[Goal of the exercise]: Omit every picture, then give all the entries again exactly.
>>
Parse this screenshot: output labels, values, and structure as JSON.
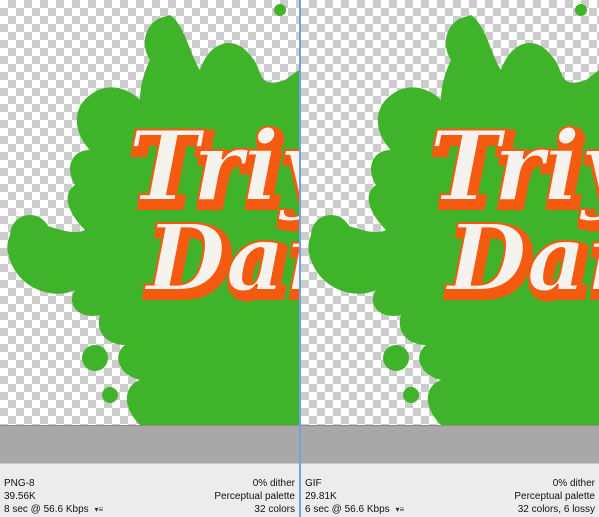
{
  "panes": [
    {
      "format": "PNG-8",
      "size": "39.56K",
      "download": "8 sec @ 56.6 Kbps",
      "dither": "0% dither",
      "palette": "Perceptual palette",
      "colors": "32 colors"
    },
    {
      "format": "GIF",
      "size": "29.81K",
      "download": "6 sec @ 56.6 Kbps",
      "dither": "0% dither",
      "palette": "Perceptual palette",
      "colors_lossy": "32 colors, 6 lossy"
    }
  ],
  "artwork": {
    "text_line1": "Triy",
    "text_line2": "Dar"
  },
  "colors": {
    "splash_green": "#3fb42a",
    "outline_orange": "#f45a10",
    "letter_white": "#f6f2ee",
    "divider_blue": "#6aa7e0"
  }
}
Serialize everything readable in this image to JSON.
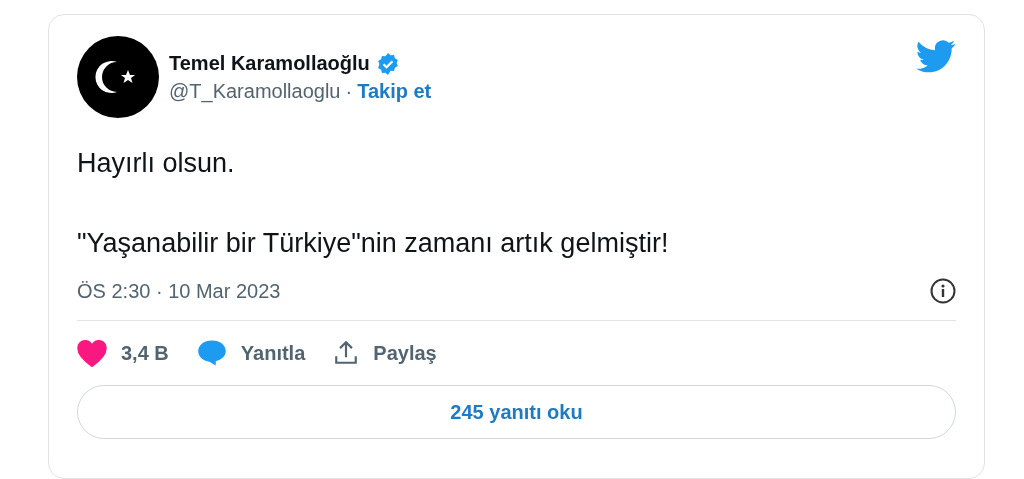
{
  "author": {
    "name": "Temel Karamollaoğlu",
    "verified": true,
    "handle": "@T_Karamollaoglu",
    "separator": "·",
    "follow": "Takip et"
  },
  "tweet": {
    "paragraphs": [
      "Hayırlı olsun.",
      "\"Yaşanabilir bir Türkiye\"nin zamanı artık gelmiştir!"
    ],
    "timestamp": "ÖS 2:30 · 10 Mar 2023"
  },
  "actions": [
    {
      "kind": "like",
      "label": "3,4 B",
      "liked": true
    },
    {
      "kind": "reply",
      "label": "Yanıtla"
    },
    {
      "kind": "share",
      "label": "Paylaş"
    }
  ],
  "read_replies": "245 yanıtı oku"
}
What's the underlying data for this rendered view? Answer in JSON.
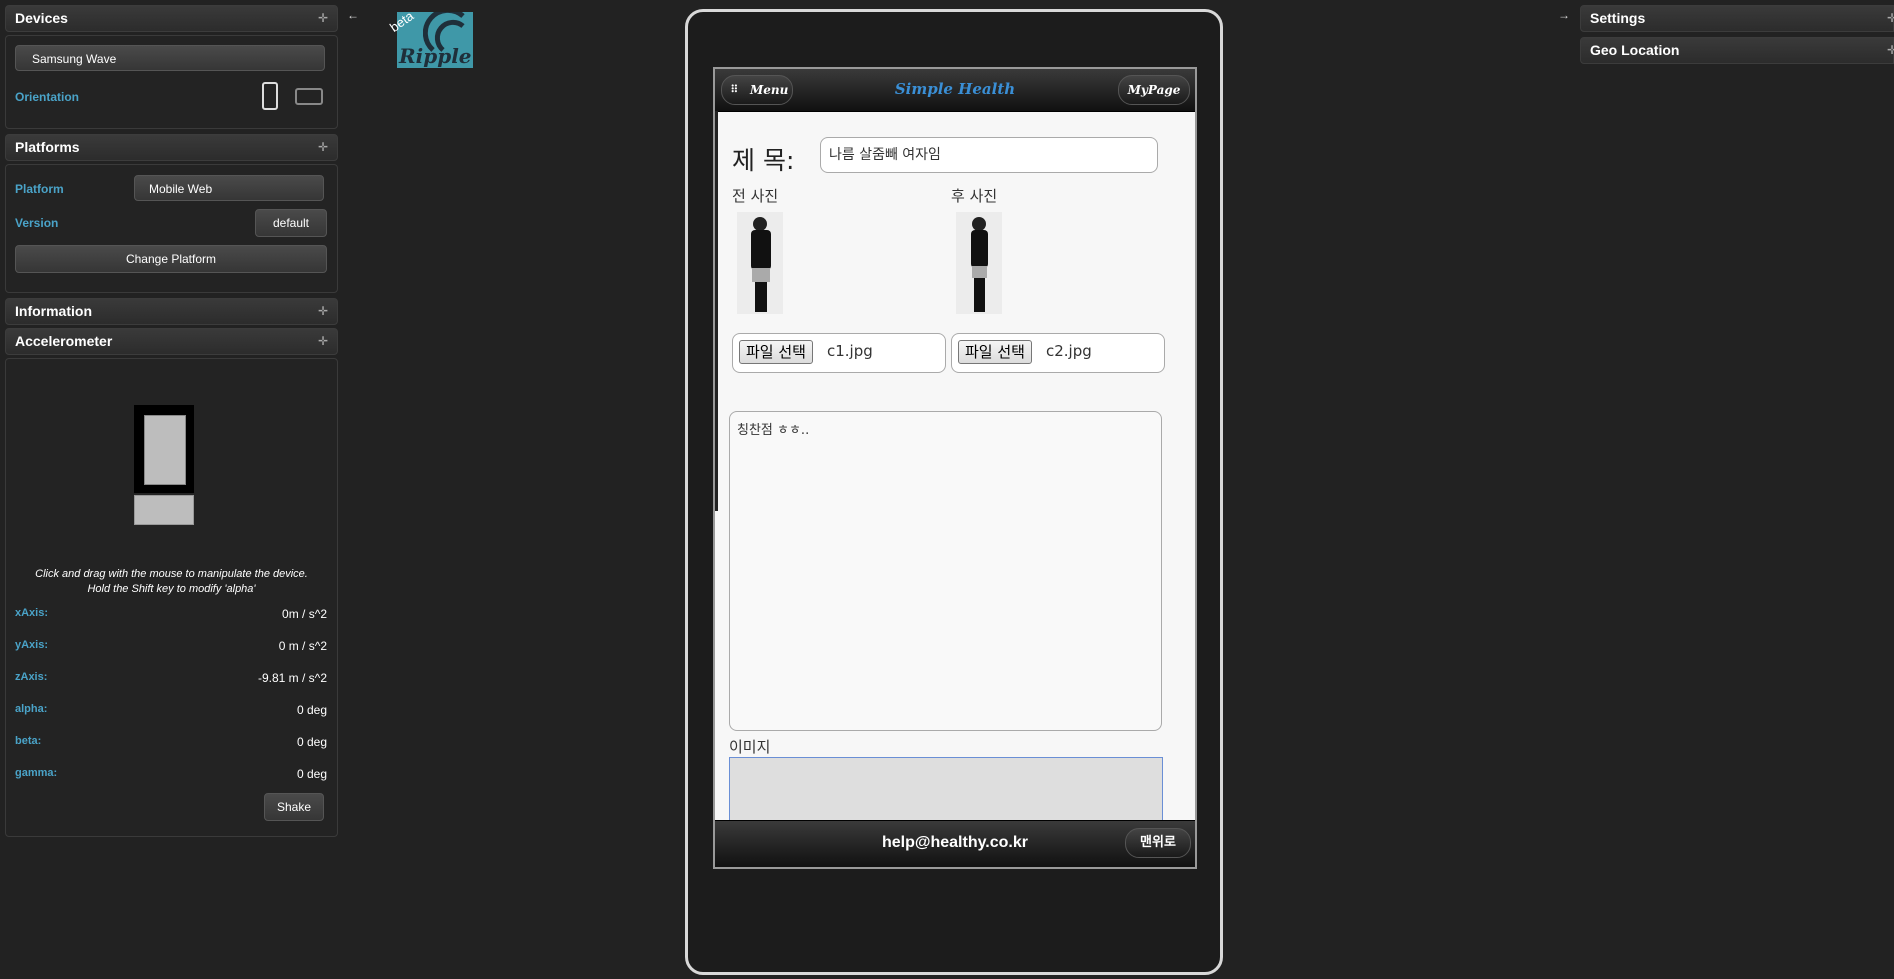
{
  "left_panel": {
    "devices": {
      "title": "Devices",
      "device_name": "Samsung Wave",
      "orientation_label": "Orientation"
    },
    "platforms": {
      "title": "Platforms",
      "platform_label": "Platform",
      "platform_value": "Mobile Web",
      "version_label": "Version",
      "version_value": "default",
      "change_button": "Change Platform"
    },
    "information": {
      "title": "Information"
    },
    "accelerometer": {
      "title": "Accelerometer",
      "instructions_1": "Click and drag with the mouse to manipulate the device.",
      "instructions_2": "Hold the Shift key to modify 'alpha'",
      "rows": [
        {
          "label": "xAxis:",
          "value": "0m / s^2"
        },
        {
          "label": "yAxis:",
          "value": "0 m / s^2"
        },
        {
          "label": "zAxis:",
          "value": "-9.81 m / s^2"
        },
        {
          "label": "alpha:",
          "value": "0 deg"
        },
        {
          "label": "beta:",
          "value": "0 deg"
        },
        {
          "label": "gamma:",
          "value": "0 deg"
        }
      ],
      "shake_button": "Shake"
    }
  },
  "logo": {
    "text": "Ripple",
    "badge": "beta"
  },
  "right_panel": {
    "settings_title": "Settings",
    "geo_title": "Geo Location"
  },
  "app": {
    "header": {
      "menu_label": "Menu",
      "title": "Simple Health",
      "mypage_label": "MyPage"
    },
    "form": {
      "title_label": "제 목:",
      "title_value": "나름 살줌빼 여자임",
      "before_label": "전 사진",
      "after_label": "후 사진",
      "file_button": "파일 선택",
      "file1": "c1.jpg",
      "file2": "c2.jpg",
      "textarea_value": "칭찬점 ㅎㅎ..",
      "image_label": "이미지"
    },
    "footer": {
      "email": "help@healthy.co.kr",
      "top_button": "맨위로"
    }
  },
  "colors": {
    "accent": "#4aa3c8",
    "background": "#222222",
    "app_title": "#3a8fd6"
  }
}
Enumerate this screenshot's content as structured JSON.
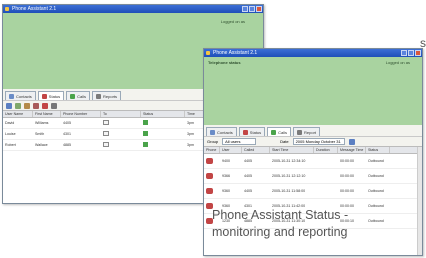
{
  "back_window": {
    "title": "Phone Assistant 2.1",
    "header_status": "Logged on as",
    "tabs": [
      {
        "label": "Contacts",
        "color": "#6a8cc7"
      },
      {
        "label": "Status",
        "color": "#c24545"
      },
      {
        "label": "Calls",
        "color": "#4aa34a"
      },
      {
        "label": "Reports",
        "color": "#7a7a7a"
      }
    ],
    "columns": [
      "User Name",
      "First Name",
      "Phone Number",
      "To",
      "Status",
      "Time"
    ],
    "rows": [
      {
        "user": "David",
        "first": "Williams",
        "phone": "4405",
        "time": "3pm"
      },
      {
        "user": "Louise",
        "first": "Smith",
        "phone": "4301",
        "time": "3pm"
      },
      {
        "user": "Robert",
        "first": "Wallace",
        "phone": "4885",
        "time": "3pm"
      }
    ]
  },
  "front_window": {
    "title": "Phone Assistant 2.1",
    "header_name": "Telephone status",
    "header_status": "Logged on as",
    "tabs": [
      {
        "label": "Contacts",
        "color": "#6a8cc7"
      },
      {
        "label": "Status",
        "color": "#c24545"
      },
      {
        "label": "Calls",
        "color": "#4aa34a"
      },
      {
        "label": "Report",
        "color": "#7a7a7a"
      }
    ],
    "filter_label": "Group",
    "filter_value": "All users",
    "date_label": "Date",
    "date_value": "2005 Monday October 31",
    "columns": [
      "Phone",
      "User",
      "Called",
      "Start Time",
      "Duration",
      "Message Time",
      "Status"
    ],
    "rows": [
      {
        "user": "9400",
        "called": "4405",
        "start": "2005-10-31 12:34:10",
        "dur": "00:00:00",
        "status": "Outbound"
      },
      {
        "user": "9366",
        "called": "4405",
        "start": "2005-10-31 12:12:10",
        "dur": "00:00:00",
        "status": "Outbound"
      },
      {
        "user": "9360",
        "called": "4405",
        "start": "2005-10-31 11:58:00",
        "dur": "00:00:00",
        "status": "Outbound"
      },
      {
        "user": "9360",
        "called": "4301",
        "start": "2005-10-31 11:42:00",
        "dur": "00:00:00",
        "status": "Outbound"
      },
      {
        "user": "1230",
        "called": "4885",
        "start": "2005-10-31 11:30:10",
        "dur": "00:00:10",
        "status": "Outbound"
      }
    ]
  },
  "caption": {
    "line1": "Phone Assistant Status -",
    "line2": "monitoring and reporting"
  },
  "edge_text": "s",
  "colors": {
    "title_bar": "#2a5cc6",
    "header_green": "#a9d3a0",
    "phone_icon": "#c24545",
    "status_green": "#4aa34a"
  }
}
<<
[Response]:
Parse this screenshot: output labels, values, and structure as JSON.
{
  "panes": [
    {
      "format": "PNG-8",
      "size": "39.56K",
      "download": "8 sec @ 56.6 Kbps",
      "dither": "0% dither",
      "palette": "Perceptual palette",
      "colors": "32 colors"
    },
    {
      "format": "GIF",
      "size": "29.81K",
      "download": "6 sec @ 56.6 Kbps",
      "dither": "0% dither",
      "palette": "Perceptual palette",
      "colors_lossy": "32 colors, 6 lossy"
    }
  ],
  "artwork": {
    "text_line1": "Triy",
    "text_line2": "Dar"
  },
  "colors": {
    "splash_green": "#3fb42a",
    "outline_orange": "#f45a10",
    "letter_white": "#f6f2ee",
    "divider_blue": "#6aa7e0"
  }
}
Serialize everything readable in this image to JSON.
{
  "author": {
    "name": "Temel Karamollaoğlu",
    "verified": true,
    "handle": "@T_Karamollaoglu",
    "separator": "·",
    "follow": "Takip et"
  },
  "tweet": {
    "paragraphs": [
      "Hayırlı olsun.",
      "\"Yaşanabilir bir Türkiye\"nin zamanı artık gelmiştir!"
    ],
    "timestamp": "ÖS 2:30 · 10 Mar 2023"
  },
  "actions": [
    {
      "kind": "like",
      "label": "3,4 B",
      "liked": true
    },
    {
      "kind": "reply",
      "label": "Yanıtla"
    },
    {
      "kind": "share",
      "label": "Paylaş"
    }
  ],
  "read_replies": "245 yanıtı oku"
}
What's the underlying data for this rendered view? Answer in JSON.
{
  "left_panel": {
    "devices": {
      "title": "Devices",
      "device_name": "Samsung Wave",
      "orientation_label": "Orientation"
    },
    "platforms": {
      "title": "Platforms",
      "platform_label": "Platform",
      "platform_value": "Mobile Web",
      "version_label": "Version",
      "version_value": "default",
      "change_button": "Change Platform"
    },
    "information": {
      "title": "Information"
    },
    "accelerometer": {
      "title": "Accelerometer",
      "instructions_1": "Click and drag with the mouse to manipulate the device.",
      "instructions_2": "Hold the Shift key to modify 'alpha'",
      "rows": [
        {
          "label": "xAxis:",
          "value": "0m / s^2"
        },
        {
          "label": "yAxis:",
          "value": "0 m / s^2"
        },
        {
          "label": "zAxis:",
          "value": "-9.81 m / s^2"
        },
        {
          "label": "alpha:",
          "value": "0 deg"
        },
        {
          "label": "beta:",
          "value": "0 deg"
        },
        {
          "label": "gamma:",
          "value": "0 deg"
        }
      ],
      "shake_button": "Shake"
    }
  },
  "logo": {
    "text": "Ripple",
    "badge": "beta"
  },
  "right_panel": {
    "settings_title": "Settings",
    "geo_title": "Geo Location"
  },
  "app": {
    "header": {
      "menu_label": "Menu",
      "title": "Simple Health",
      "mypage_label": "MyPage"
    },
    "form": {
      "title_label": "제 목:",
      "title_value": "나름 살줌빼 여자임",
      "before_label": "전 사진",
      "after_label": "후 사진",
      "file_button": "파일 선택",
      "file1": "c1.jpg",
      "file2": "c2.jpg",
      "textarea_value": "칭찬점 ㅎㅎ..",
      "image_label": "이미지"
    },
    "footer": {
      "email": "help@healthy.co.kr",
      "top_button": "맨위로"
    }
  },
  "colors": {
    "accent": "#4aa3c8",
    "background": "#222222",
    "app_title": "#3a8fd6"
  }
}
Enumerate this screenshot's content as structured JSON.
{
  "back_window": {
    "title": "Phone Assistant 2.1",
    "header_status": "Logged on as",
    "tabs": [
      {
        "label": "Contacts",
        "color": "#6a8cc7"
      },
      {
        "label": "Status",
        "color": "#c24545"
      },
      {
        "label": "Calls",
        "color": "#4aa34a"
      },
      {
        "label": "Reports",
        "color": "#7a7a7a"
      }
    ],
    "columns": [
      "User Name",
      "First Name",
      "Phone Number",
      "To",
      "Status",
      "Time"
    ],
    "rows": [
      {
        "user": "David",
        "first": "Williams",
        "phone": "4405",
        "time": "3pm"
      },
      {
        "user": "Louise",
        "first": "Smith",
        "phone": "4301",
        "time": "3pm"
      },
      {
        "user": "Robert",
        "first": "Wallace",
        "phone": "4885",
        "time": "3pm"
      }
    ]
  },
  "front_window": {
    "title": "Phone Assistant 2.1",
    "header_name": "Telephone status",
    "header_status": "Logged on as",
    "tabs": [
      {
        "label": "Contacts",
        "color": "#6a8cc7"
      },
      {
        "label": "Status",
        "color": "#c24545"
      },
      {
        "label": "Calls",
        "color": "#4aa34a"
      },
      {
        "label": "Report",
        "color": "#7a7a7a"
      }
    ],
    "filter_label": "Group",
    "filter_value": "All users",
    "date_label": "Date",
    "date_value": "2005 Monday October 31",
    "columns": [
      "Phone",
      "User",
      "Called",
      "Start Time",
      "Duration",
      "Message Time",
      "Status"
    ],
    "rows": [
      {
        "user": "9400",
        "called": "4405",
        "start": "2005-10-31 12:34:10",
        "dur": "00:00:00",
        "status": "Outbound"
      },
      {
        "user": "9366",
        "called": "4405",
        "start": "2005-10-31 12:12:10",
        "dur": "00:00:00",
        "status": "Outbound"
      },
      {
        "user": "9360",
        "called": "4405",
        "start": "2005-10-31 11:58:00",
        "dur": "00:00:00",
        "status": "Outbound"
      },
      {
        "user": "9360",
        "called": "4301",
        "start": "2005-10-31 11:42:00",
        "dur": "00:00:00",
        "status": "Outbound"
      },
      {
        "user": "1230",
        "called": "4885",
        "start": "2005-10-31 11:30:10",
        "dur": "00:00:10",
        "status": "Outbound"
      }
    ]
  },
  "caption": {
    "line1": "Phone Assistant Status -",
    "line2": "monitoring and reporting"
  },
  "edge_text": "s",
  "colors": {
    "title_bar": "#2a5cc6",
    "header_green": "#a9d3a0",
    "phone_icon": "#c24545",
    "status_green": "#4aa34a"
  }
}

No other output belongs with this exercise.